___ Passage to read ___
Perhaps I should have viewed the two exhibitions in reverse order. After the scintillating colour of one I was left with the sepia toned staleness of the other and even where colour was lavishly applied with a visible brush by painterly artists, the colour took second place. In one gallery of the AGSA was 100 years of the Archibald Portrait Prize, the annual competition run by the Art Gallery of NSW and judged by the gallery directors and in the other the video portraits of Robert Wilson.
The ‘Archies’ exhibition was on its national tour with this year’s winner just as steeped in controversy as were many of the previous winners. As a leading critic pointed out, there were much better portraits that the one that was this year’s eventual winner and hundreds beyond that didn’t even make the cut. The criteria for selection remain a mystery other than that the judging committee all agreed. The public, for their part, seldom agree with the choice.
The early winners of the Archie have a sameness about them largely due to the same artist popping up continually but it is more than that. The morbid brown backgrounds occupying anything up to half of the picture space and the accent on photographic semblance, place them in a past where the figure itself had to do all of the work. There is no doubt that they are well painted but the approach is dated. Further into the hundred year history we find all sorts of stylistic experimentation with hints of expressionism, fauvism, cubism and almost caricature. However, what may well have been a radical departure from tradition in its day looks just as dated and passive as everything else. The Brett Whitely collection in particular has taken on an unpleasant character and while his drug dependence and contorted forms were honest attempts at rawness and stylisation, they look less palatable at this vantage point than his landscape work.
Those works where the background had been incorporated into the portrait as an environment stood up better than those of the early days when the isolated figure against a murky background removed the subject from any societal reality. However, the more recent stylistic tendency to incorporate other faces or figures as clues to character seemed forced. Where this prize is heading in the future is anyone’s guess.
___ Records supplied ___
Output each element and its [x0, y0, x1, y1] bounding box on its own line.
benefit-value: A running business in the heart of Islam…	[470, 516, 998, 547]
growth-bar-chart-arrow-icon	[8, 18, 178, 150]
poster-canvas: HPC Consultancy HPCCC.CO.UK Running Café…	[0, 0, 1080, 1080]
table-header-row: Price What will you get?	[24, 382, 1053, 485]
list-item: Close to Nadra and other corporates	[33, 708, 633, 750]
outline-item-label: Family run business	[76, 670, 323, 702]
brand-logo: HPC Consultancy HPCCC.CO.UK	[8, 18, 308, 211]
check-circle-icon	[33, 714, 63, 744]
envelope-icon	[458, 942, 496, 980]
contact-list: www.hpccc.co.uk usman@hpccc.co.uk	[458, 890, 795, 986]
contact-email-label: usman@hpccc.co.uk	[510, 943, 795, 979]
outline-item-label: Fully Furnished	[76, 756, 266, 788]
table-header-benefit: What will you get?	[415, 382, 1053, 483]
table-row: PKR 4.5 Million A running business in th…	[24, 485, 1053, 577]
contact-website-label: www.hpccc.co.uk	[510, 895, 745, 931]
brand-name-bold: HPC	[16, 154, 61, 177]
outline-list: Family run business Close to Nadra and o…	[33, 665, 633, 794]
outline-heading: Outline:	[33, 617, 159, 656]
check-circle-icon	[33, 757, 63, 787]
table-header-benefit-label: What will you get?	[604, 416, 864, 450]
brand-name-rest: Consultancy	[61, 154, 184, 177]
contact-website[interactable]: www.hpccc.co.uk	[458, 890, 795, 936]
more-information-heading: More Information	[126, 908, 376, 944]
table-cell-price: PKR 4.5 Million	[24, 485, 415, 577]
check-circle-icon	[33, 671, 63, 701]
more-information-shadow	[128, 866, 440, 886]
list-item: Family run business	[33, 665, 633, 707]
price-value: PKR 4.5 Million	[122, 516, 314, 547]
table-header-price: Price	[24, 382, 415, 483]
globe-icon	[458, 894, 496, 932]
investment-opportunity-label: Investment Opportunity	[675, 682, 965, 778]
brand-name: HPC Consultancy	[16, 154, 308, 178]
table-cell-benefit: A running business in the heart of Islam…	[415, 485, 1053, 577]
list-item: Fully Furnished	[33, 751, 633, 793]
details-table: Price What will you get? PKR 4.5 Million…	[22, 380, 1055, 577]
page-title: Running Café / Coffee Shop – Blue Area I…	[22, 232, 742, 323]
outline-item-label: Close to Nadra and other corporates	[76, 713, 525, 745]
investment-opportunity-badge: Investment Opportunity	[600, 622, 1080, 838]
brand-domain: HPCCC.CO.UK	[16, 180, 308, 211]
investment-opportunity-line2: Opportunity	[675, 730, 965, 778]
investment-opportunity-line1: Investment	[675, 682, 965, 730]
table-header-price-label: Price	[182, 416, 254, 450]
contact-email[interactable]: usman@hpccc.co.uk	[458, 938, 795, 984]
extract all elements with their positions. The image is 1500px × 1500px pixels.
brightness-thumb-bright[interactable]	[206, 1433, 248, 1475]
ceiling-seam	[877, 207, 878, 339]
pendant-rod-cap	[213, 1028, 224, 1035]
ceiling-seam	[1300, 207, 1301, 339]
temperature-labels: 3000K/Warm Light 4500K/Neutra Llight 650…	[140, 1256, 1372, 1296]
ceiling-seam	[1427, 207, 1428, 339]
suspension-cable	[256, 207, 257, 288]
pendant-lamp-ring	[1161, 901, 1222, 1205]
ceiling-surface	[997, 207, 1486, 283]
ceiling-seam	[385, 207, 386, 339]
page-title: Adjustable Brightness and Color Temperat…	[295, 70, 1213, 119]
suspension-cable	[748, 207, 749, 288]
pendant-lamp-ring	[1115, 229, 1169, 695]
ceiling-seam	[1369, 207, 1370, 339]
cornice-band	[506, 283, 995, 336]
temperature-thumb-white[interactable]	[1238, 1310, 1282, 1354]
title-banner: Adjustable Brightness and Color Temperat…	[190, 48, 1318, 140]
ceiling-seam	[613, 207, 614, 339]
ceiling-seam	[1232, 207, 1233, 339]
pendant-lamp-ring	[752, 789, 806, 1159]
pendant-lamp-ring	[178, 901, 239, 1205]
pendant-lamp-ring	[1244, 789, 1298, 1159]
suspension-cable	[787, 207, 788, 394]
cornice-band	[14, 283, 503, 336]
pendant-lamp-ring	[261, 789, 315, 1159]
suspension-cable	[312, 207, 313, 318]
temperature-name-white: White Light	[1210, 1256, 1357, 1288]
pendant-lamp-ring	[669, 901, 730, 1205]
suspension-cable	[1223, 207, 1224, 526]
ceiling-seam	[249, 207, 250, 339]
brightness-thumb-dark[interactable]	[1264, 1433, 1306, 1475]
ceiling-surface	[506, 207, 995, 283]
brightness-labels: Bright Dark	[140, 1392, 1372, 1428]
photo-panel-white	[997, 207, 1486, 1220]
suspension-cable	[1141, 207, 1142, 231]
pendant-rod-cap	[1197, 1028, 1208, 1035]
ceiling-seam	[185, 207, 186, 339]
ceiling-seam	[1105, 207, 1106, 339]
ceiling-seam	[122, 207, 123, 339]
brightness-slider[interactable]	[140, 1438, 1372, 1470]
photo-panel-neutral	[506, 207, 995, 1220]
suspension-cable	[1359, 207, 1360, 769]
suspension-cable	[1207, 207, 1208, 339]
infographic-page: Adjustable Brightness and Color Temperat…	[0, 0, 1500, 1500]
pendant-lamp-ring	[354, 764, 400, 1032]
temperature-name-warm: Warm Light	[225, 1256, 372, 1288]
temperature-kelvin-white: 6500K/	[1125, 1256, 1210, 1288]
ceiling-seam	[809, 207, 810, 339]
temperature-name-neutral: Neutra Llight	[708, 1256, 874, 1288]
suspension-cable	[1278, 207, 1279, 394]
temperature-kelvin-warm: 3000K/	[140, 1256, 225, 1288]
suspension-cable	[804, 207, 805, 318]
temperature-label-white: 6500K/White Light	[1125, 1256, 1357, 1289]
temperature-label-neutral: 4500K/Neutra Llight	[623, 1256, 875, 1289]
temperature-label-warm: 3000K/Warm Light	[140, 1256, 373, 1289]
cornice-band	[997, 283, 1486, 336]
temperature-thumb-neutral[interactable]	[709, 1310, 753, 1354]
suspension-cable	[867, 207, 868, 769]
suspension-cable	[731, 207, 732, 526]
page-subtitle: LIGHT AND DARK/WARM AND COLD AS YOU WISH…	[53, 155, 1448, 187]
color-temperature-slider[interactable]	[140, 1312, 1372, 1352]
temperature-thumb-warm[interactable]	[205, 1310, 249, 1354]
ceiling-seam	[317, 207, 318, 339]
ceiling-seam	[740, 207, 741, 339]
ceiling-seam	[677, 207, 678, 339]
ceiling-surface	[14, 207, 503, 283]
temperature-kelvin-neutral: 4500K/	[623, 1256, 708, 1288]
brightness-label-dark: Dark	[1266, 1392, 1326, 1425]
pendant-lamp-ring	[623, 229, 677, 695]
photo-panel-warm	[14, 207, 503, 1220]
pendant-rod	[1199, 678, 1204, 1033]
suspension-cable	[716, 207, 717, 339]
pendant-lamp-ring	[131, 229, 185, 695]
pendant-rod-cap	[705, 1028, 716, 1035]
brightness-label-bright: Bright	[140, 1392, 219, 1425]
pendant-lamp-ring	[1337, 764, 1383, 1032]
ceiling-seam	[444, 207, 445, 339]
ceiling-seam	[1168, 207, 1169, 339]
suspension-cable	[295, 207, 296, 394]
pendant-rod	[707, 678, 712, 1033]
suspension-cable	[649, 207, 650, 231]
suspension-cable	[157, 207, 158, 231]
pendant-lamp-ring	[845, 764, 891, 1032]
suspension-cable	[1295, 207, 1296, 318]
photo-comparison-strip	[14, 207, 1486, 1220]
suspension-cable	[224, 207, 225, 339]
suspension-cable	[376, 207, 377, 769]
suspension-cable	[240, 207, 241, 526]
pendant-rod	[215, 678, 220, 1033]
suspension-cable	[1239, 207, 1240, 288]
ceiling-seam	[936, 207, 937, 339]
___
- **What you need to do**
1 – In the exhibition review, who judges the Archibald Portrait Prize?
2 – Switch "Family run business" to "Family owned business" in the records, from the first line through the line holding "942, 496, 980]", inclusive, and return only those lines with everything else left the same.

- **Answers for the tasks**
1 – The gallery directors.

2 –
Output each element and its [x0, y0, x1, y1] bounding box on its own line.
benefit-value: A running business in the heart of Islam…	[470, 516, 998, 547]
growth-bar-chart-arrow-icon	[8, 18, 178, 150]
poster-canvas: HPC Consultancy HPCCC.CO.UK Running Café…	[0, 0, 1080, 1080]
table-header-row: Price What will you get?	[24, 382, 1053, 485]
list-item: Close to Nadra and other corporates	[33, 708, 633, 750]
outline-item-label: Family owned business	[76, 670, 323, 702]
brand-logo: HPC Consultancy HPCCC.CO.UK	[8, 18, 308, 211]
check-circle-icon	[33, 714, 63, 744]
envelope-icon	[458, 942, 496, 980]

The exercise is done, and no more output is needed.